◆ Aim
Copy every line of the listing exactly.

=== Supplied material ===

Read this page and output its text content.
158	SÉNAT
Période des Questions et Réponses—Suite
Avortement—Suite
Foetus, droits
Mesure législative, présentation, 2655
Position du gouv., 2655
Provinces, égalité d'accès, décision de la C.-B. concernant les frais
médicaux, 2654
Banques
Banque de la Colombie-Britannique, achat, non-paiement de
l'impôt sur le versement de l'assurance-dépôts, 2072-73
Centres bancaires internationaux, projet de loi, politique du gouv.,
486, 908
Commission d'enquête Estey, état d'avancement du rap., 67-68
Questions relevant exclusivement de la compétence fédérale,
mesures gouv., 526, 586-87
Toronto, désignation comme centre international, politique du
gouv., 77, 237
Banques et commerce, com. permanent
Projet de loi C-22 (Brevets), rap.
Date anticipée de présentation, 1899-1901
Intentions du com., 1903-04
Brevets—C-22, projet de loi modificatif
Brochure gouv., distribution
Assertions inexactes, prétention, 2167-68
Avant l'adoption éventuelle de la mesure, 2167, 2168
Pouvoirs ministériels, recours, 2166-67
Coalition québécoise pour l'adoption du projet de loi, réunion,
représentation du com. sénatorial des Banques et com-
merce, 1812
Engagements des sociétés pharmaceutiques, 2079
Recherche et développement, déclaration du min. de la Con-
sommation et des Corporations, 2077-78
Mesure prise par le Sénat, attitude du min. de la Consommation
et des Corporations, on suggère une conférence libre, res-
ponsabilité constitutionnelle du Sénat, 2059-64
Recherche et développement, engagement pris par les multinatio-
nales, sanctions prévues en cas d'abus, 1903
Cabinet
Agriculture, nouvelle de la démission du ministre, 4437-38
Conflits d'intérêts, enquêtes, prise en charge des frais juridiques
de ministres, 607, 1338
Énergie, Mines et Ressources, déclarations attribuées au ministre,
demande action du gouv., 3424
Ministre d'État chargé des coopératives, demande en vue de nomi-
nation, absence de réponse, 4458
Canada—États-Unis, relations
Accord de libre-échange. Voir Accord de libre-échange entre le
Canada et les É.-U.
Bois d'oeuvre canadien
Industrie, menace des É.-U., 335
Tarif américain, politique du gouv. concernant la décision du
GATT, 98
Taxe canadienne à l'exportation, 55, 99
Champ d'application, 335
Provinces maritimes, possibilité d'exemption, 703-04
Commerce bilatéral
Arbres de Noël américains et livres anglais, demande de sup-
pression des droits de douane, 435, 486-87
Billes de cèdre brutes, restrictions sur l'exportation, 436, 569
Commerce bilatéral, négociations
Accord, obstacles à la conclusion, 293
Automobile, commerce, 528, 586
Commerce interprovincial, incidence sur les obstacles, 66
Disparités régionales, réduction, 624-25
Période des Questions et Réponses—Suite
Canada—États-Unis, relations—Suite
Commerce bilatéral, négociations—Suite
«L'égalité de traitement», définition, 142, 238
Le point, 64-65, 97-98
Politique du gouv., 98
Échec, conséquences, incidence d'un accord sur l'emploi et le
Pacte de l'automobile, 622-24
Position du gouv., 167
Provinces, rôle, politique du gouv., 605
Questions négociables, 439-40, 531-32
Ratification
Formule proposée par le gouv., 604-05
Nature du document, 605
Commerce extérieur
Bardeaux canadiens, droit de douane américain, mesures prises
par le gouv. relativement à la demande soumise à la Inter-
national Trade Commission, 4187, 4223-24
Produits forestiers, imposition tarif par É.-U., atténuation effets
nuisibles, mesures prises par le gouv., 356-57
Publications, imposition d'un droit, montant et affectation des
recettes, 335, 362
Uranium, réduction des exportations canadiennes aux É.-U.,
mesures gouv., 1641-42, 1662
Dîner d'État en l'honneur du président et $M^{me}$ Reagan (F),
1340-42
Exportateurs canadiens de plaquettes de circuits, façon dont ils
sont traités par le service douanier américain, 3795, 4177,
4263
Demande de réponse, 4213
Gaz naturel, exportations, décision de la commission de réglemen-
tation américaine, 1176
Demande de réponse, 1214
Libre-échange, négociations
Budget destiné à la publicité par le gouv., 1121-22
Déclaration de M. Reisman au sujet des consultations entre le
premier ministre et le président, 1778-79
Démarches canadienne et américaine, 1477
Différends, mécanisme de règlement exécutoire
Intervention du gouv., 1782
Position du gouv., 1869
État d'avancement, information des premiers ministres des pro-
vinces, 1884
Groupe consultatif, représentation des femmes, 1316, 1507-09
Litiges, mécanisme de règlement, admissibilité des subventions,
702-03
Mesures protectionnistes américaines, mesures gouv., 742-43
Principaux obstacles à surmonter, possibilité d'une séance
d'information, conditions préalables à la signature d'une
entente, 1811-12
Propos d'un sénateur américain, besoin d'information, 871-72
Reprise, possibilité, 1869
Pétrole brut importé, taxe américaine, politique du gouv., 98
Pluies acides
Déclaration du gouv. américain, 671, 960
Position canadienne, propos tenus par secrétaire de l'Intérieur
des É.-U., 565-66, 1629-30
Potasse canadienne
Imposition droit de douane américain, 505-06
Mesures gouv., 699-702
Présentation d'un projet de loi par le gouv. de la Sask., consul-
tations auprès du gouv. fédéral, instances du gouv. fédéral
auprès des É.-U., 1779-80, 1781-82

===

◆ Task answer
Read this page and output its text content.
158	SÉNAT
Période des Questions et Réponses—Suite
Avortement—Suite
Foetus, droits
Mesure législative, présentation, 2655
Position du gouv., 2655
Provinces, égalité d'accès, décision de la C.-B. concernant les frais
médicaux, 2654
Banques
Banque de la Colombie-Britannique, achat, non-paiement de
l'impôt sur le versement de l'assurance-dépôts, 2072-73
Centres bancaires internationaux, projet de loi, politique du gouv.,
486, 908
Commission d'enquête Estey, état d'avancement du rap., 67-68
Questions relevant exclusivement de la compétence fédérale,
mesures gouv., 526, 586-87
Toronto, désignation comme centre international, politique du
gouv., 77, 237
Banques et commerce, com. permanent
Projet de loi C-22 (Brevets), rap.
Date anticipée de présentation, 1899-1901
Intentions du com., 1903-04
Brevets—C-22, projet de loi modificatif
Brochure gouv., distribution
Assertions inexactes, prétention, 2167-68
Avant l'adoption éventuelle de la mesure, 2167, 2168
Pouvoirs ministériels, recours, 2166-67
Coalition québécoise pour l'adoption du projet de loi, réunion,
représentation du com. sénatorial des Banques et com-
merce, 1812
Engagements des sociétés pharmaceutiques, 2079
Recherche et développement, déclaration du min. de la Con-
sommation et des Corporations, 2077-78
Mesure prise par le Sénat, attitude du min. de la Consommation
et des Corporations, on suggère une conférence libre, res-
ponsabilité constitutionnelle du Sénat, 2059-64
Recherche et développement, engagement pris par les multinatio-
nales, sanctions prévues en cas d'abus, 1903
Cabinet
Agriculture, nouvelle de la démission du ministre, 4437-38
Conflits d'intérêts, enquêtes, prise en charge des frais juridiques
de ministres, 607, 1338
Énergie, Mines et Ressources, déclarations attribuées au ministre,
demande action du gouv., 3424
Ministre d'État chargé des coopératives, demande en vue de nomi-
nation, absence de réponse, 4458
Canada—États-Unis, relations
Accord de libre-échange. Voir Accord de libre-échange entre le
Canada et les É.-U.
Bois d'oeuvre canadien
Industrie, menace des É.-U., 335
Tarif américain, politique du gouv. concernant la décision du
GATT, 98
Taxe canadienne à l'exportation, 55, 99
Champ d'application, 335
Provinces maritimes, possibilité d'exemption, 703-04
Commerce bilatéral
Arbres de Noël américains et livres anglais, demande de sup-
pression des droits de douane, 435, 486-87
Billes de cèdre brutes, restrictions sur l'exportation, 436, 569
Commerce bilatéral, négociations
Accord, obstacles à la conclusion, 293
Automobile, commerce, 528, 586
Commerce interprovincial, incidence sur les obstacles, 66
Disparités régionales, réduction, 624-25
Période des Questions et Réponses—Suite
Canada—États-Unis, relations—Suite
Commerce bilatéral, négociations—Suite
«L'égalité de traitement», définition, 142, 238
Le point, 64-65, 97-98
Politique du gouv., 98
Échec, conséquences, incidence d'un accord sur l'emploi et le
Pacte de l'automobile, 622-24
Position du gouv., 167
Provinces, rôle, politique du gouv., 605
Questions négociables, 439-40, 531-32
Ratification
Formule proposée par le gouv., 604-05
Nature du document, 605
Commerce extérieur
Bardeaux canadiens, droit de douane américain, mesures prises
par le gouv. relativement à la demande soumise à la Inter-
national Trade Commission, 4187, 4223-24
Produits forestiers, imposition tarif par É.-U., atténuation effets
nuisibles, mesures prises par le gouv., 356-57
Publications, imposition d'un droit, montant et affectation des
recettes, 335, 362
Uranium, réduction des exportations canadiennes aux É.-U.,
mesures gouv., 1641-42, 1662
Dîner d'État en l'honneur du président et $M^{me}$ Reagan (F),
1340-42
Exportateurs canadiens de plaquettes de circuits, façon dont ils
sont traités par le service douanier américain, 3795, 4177,
4263
Demande de réponse, 4213
Gaz naturel, exportations, décision de la commission de réglemen-
tation américaine, 1176
Demande de réponse, 1214
Libre-échange, négociations
Budget destiné à la publicité par le gouv., 1121-22
Déclaration de M. Reisman au sujet des consultations entre le
premier ministre et le président, 1778-79
Démarches canadienne et américaine, 1477
Différends, mécanisme de règlement exécutoire
Intervention du gouv., 1782
Position du gouv., 1869
État d'avancement, information des premiers ministres des pro-
vinces, 1884
Groupe consultatif, représentation des femmes, 1316, 1507-09
Litiges, mécanisme de règlement, admissibilité des subventions,
702-03
Mesures protectionnistes américaines, mesures gouv., 742-43
Principaux obstacles à surmonter, possibilité d'une séance
d'information, conditions préalables à la signature d'une
entente, 1811-12
Propos d'un sénateur américain, besoin d'information, 871-72
Reprise, possibilité, 1869
Pétrole brut importé, taxe américaine, politique du gouv., 98
Pluies acides
Déclaration du gouv. américain, 671, 960
Position canadienne, propos tenus par secrétaire de l'Intérieur
des É.-U., 565-66, 1629-30
Potasse canadienne
Imposition droit de douane américain, 505-06
Mesures gouv., 699-702
Présentation d'un projet de loi par le gouv. de la Sask., consul-
tations auprès du gouv. fédéral, instances du gouv. fédéral
auprès des É.-U., 1779-80, 1781-82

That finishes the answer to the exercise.